_Aim_
Quote word for word from the line holding "Read the values" to the last line below, including both, and omit any pictures.

[Excerpt from a dataset]
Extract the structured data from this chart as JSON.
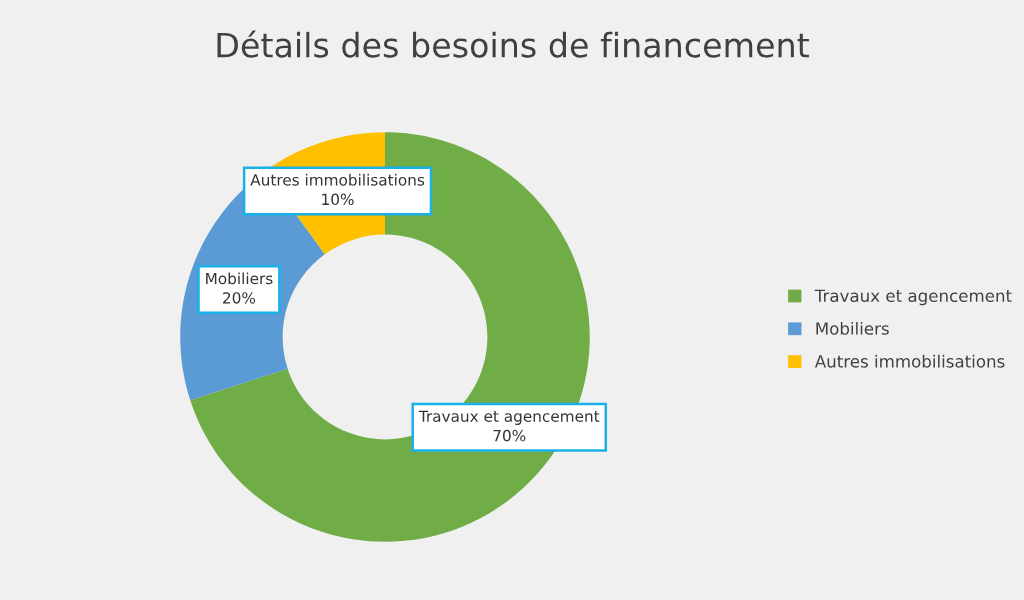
{
  "chart_data": {
    "type": "donut",
    "title": "Détails des besoins de financement",
    "categories": [
      "Travaux et agencement",
      "Mobiliers",
      "Autres immobilisations"
    ],
    "values": [
      70,
      20,
      10
    ],
    "colors": [
      "#70ad47",
      "#5b9bd5",
      "#ffc000"
    ],
    "value_labels": [
      "70%",
      "20%",
      "10%"
    ],
    "legend": "right"
  }
}
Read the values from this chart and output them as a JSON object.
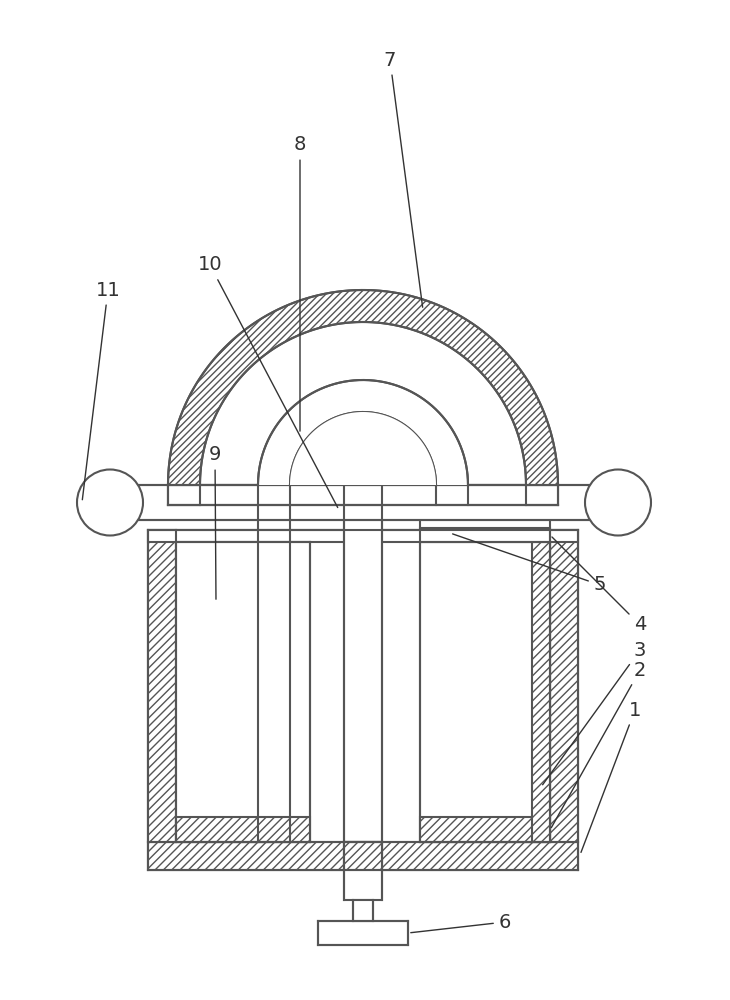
{
  "bg_color": "#ffffff",
  "line_color": "#555555",
  "label_color": "#333333",
  "figsize": [
    7.3,
    10.0
  ],
  "dpi": 100
}
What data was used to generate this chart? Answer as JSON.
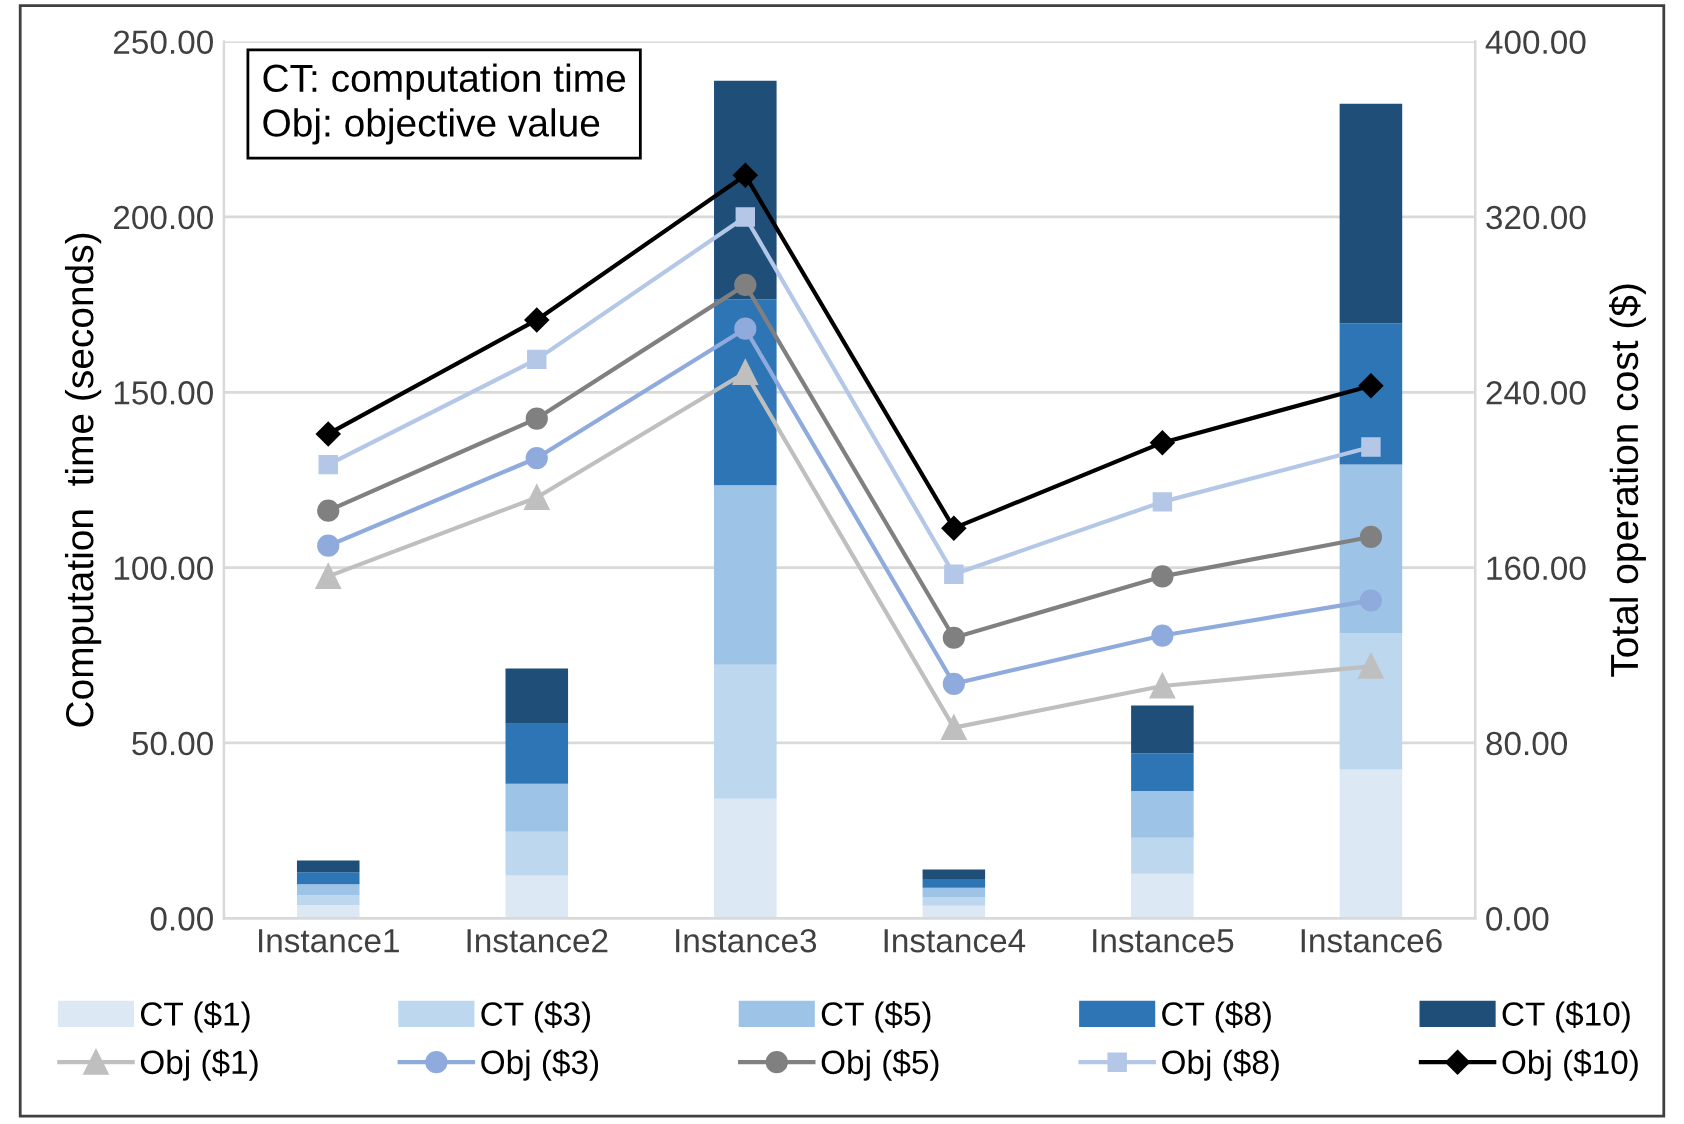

_Task answer_
Read the values from this chart and output them as a JSON object.
{
  "bg_color": "#ffffff",
  "line_color": "#555555",
  "label_color": "#333333",
  "figsize": [
    7.3,
    10.0
  ],
  "dpi": 100
}
What data was used to generate this chart? Answer as JSON.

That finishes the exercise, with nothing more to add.